▶ WRITTEN EXERCISE
Please edit the records below by replacing "x-tick-label" with "x-axis-tick" everywhere, keeping every other line unchanged. Leave out the pictures when you give them back.

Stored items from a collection
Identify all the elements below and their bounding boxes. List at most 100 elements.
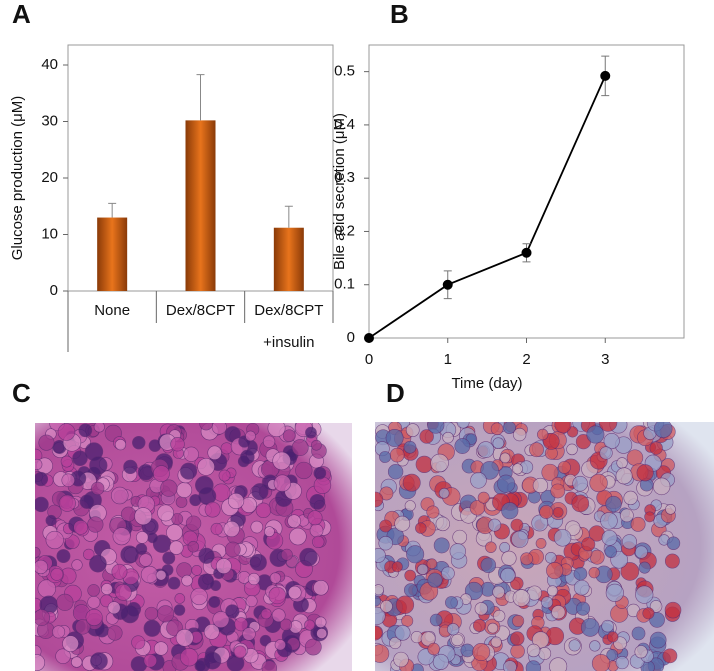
cell bbox=[203, 651, 222, 670]
cell bbox=[183, 446, 199, 462]
cell bbox=[223, 520, 240, 538]
cell bbox=[35, 458, 43, 471]
cell bbox=[153, 641, 169, 656]
cell bbox=[520, 552, 533, 566]
cell bbox=[207, 445, 222, 461]
cell bbox=[525, 660, 541, 671]
cell bbox=[153, 465, 170, 482]
plot-frame bbox=[368, 44, 685, 339]
cell bbox=[224, 541, 241, 558]
cell bbox=[426, 505, 440, 519]
cell bbox=[480, 461, 499, 480]
cell bbox=[572, 475, 588, 492]
cell bbox=[267, 423, 286, 438]
x-tick-label: None bbox=[94, 302, 131, 319]
cell bbox=[591, 654, 611, 671]
cell bbox=[460, 643, 475, 658]
cell bbox=[403, 583, 418, 597]
cell bbox=[143, 619, 161, 637]
cell bbox=[35, 471, 49, 487]
x-tick-label: 2 bbox=[522, 351, 530, 368]
cell bbox=[389, 636, 402, 650]
cell bbox=[50, 567, 64, 581]
cell bbox=[485, 541, 497, 553]
cell bbox=[174, 593, 186, 604]
cell bbox=[404, 500, 416, 512]
cell bbox=[55, 648, 71, 664]
cell bbox=[155, 569, 167, 581]
cell bbox=[427, 642, 440, 656]
cell bbox=[393, 651, 409, 668]
cell bbox=[132, 435, 146, 450]
cell bbox=[599, 446, 613, 460]
data-line bbox=[368, 75, 607, 339]
cell bbox=[166, 524, 183, 541]
cell bbox=[451, 633, 464, 647]
cell bbox=[379, 451, 391, 463]
cell bbox=[415, 455, 433, 474]
cell bbox=[581, 537, 596, 552]
cell bbox=[537, 428, 549, 441]
x-axis-title: Time (day) bbox=[451, 375, 522, 392]
panel-label: B bbox=[390, 0, 409, 29]
cell bbox=[456, 422, 470, 429]
cell bbox=[576, 601, 591, 616]
cell bbox=[247, 572, 261, 586]
cell bbox=[289, 527, 307, 546]
cell bbox=[535, 538, 547, 549]
cell bbox=[107, 601, 121, 615]
cell bbox=[605, 495, 622, 513]
data-point bbox=[442, 279, 453, 290]
cell bbox=[305, 426, 317, 439]
cell bbox=[665, 503, 676, 515]
cell bbox=[565, 520, 581, 536]
cell bbox=[35, 654, 46, 671]
cell bbox=[314, 616, 327, 629]
cell bbox=[634, 545, 648, 559]
cell bbox=[271, 608, 286, 623]
cell bbox=[653, 422, 673, 439]
cell bbox=[279, 618, 293, 631]
cell bbox=[58, 494, 76, 512]
cell bbox=[203, 623, 220, 640]
cell bbox=[487, 622, 499, 634]
cell bbox=[435, 516, 450, 532]
cell bbox=[310, 439, 322, 451]
cell bbox=[87, 595, 101, 609]
cell bbox=[250, 520, 264, 534]
cell bbox=[636, 464, 654, 482]
cell bbox=[131, 635, 146, 650]
cell bbox=[620, 508, 634, 523]
cell bbox=[245, 430, 256, 442]
cell bbox=[313, 476, 332, 495]
cell bbox=[635, 585, 654, 604]
cell bbox=[385, 429, 404, 447]
x-tick-label: Dex/8CPT +insulin bbox=[254, 302, 324, 351]
cell bbox=[607, 631, 619, 643]
cell bbox=[499, 452, 511, 464]
cell bbox=[538, 647, 552, 660]
cell bbox=[313, 579, 329, 596]
cell bbox=[273, 474, 292, 492]
y-tick-label: 0.3 bbox=[334, 169, 355, 186]
cell bbox=[287, 585, 302, 600]
cell bbox=[615, 656, 629, 670]
cell bbox=[510, 631, 525, 646]
cell bbox=[512, 427, 527, 442]
cell bbox=[112, 527, 131, 546]
cell bbox=[375, 595, 381, 607]
cell bbox=[307, 510, 323, 526]
cell bbox=[662, 648, 678, 664]
cell bbox=[571, 494, 590, 513]
cell bbox=[123, 459, 138, 475]
panel-label: D bbox=[386, 378, 405, 408]
cell bbox=[83, 548, 95, 561]
cell bbox=[402, 473, 421, 492]
cell bbox=[91, 481, 105, 496]
cell bbox=[204, 501, 221, 518]
cell bbox=[501, 502, 519, 520]
cell bbox=[604, 545, 617, 558]
cell bbox=[664, 553, 680, 569]
cell bbox=[589, 473, 608, 493]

▶ TASK ANSWER
Identify all the elements below and their bounding boxes. List at most 100 elements.
cell bbox=[203, 651, 222, 670]
cell bbox=[183, 446, 199, 462]
cell bbox=[223, 520, 240, 538]
cell bbox=[35, 458, 43, 471]
cell bbox=[153, 641, 169, 656]
cell bbox=[520, 552, 533, 566]
cell bbox=[207, 445, 222, 461]
cell bbox=[525, 660, 541, 671]
cell bbox=[153, 465, 170, 482]
plot-frame bbox=[368, 44, 685, 339]
cell bbox=[224, 541, 241, 558]
cell bbox=[426, 505, 440, 519]
cell bbox=[480, 461, 499, 480]
cell bbox=[572, 475, 588, 492]
cell bbox=[267, 423, 286, 438]
x-axis-tick: None bbox=[94, 302, 131, 319]
cell bbox=[591, 654, 611, 671]
cell bbox=[460, 643, 475, 658]
cell bbox=[403, 583, 418, 597]
cell bbox=[143, 619, 161, 637]
cell bbox=[35, 471, 49, 487]
x-axis-tick: 2 bbox=[522, 351, 530, 368]
cell bbox=[389, 636, 402, 650]
cell bbox=[50, 567, 64, 581]
cell bbox=[485, 541, 497, 553]
cell bbox=[174, 593, 186, 604]
cell bbox=[404, 500, 416, 512]
cell bbox=[55, 648, 71, 664]
cell bbox=[155, 569, 167, 581]
cell bbox=[427, 642, 440, 656]
cell bbox=[393, 651, 409, 668]
cell bbox=[132, 435, 146, 450]
cell bbox=[599, 446, 613, 460]
data-line bbox=[368, 75, 607, 339]
cell bbox=[166, 524, 183, 541]
cell bbox=[451, 633, 464, 647]
cell bbox=[379, 451, 391, 463]
cell bbox=[415, 455, 433, 474]
cell bbox=[581, 537, 596, 552]
cell bbox=[537, 428, 549, 441]
x-axis-title: Time (day) bbox=[451, 375, 522, 392]
panel-label: B bbox=[390, 0, 409, 29]
cell bbox=[456, 422, 470, 429]
cell bbox=[576, 601, 591, 616]
cell bbox=[247, 572, 261, 586]
cell bbox=[289, 527, 307, 546]
cell bbox=[535, 538, 547, 549]
cell bbox=[107, 601, 121, 615]
cell bbox=[605, 495, 622, 513]
data-point bbox=[442, 279, 453, 290]
cell bbox=[305, 426, 317, 439]
cell bbox=[665, 503, 676, 515]
cell bbox=[565, 520, 581, 536]
cell bbox=[35, 654, 46, 671]
cell bbox=[314, 616, 327, 629]
cell bbox=[634, 545, 648, 559]
cell bbox=[271, 608, 286, 623]
cell bbox=[653, 422, 673, 439]
cell bbox=[279, 618, 293, 631]
cell bbox=[58, 494, 76, 512]
cell bbox=[203, 623, 220, 640]
cell bbox=[487, 622, 499, 634]
cell bbox=[435, 516, 450, 532]
cell bbox=[310, 439, 322, 451]
cell bbox=[87, 595, 101, 609]
cell bbox=[250, 520, 264, 534]
cell bbox=[636, 464, 654, 482]
cell bbox=[131, 635, 146, 650]
cell bbox=[620, 508, 634, 523]
cell bbox=[245, 430, 256, 442]
cell bbox=[313, 476, 332, 495]
cell bbox=[635, 585, 654, 604]
cell bbox=[385, 429, 404, 447]
x-axis-tick: Dex/8CPT +insulin bbox=[254, 302, 324, 351]
cell bbox=[607, 631, 619, 643]
cell bbox=[499, 452, 511, 464]
cell bbox=[538, 647, 552, 660]
cell bbox=[313, 579, 329, 596]
cell bbox=[273, 474, 292, 492]
y-tick-label: 0.3 bbox=[334, 169, 355, 186]
cell bbox=[287, 585, 302, 600]
cell bbox=[615, 656, 629, 670]
cell bbox=[510, 631, 525, 646]
cell bbox=[512, 427, 527, 442]
cell bbox=[112, 527, 131, 546]
cell bbox=[375, 595, 381, 607]
cell bbox=[307, 510, 323, 526]
cell bbox=[662, 648, 678, 664]
cell bbox=[571, 494, 590, 513]
cell bbox=[123, 459, 138, 475]
panel-label: D bbox=[386, 378, 405, 408]
cell bbox=[83, 548, 95, 561]
cell bbox=[402, 473, 421, 492]
cell bbox=[91, 481, 105, 496]
cell bbox=[204, 501, 221, 518]
cell bbox=[501, 502, 519, 520]
cell bbox=[604, 545, 617, 558]
cell bbox=[664, 553, 680, 569]
cell bbox=[589, 473, 608, 493]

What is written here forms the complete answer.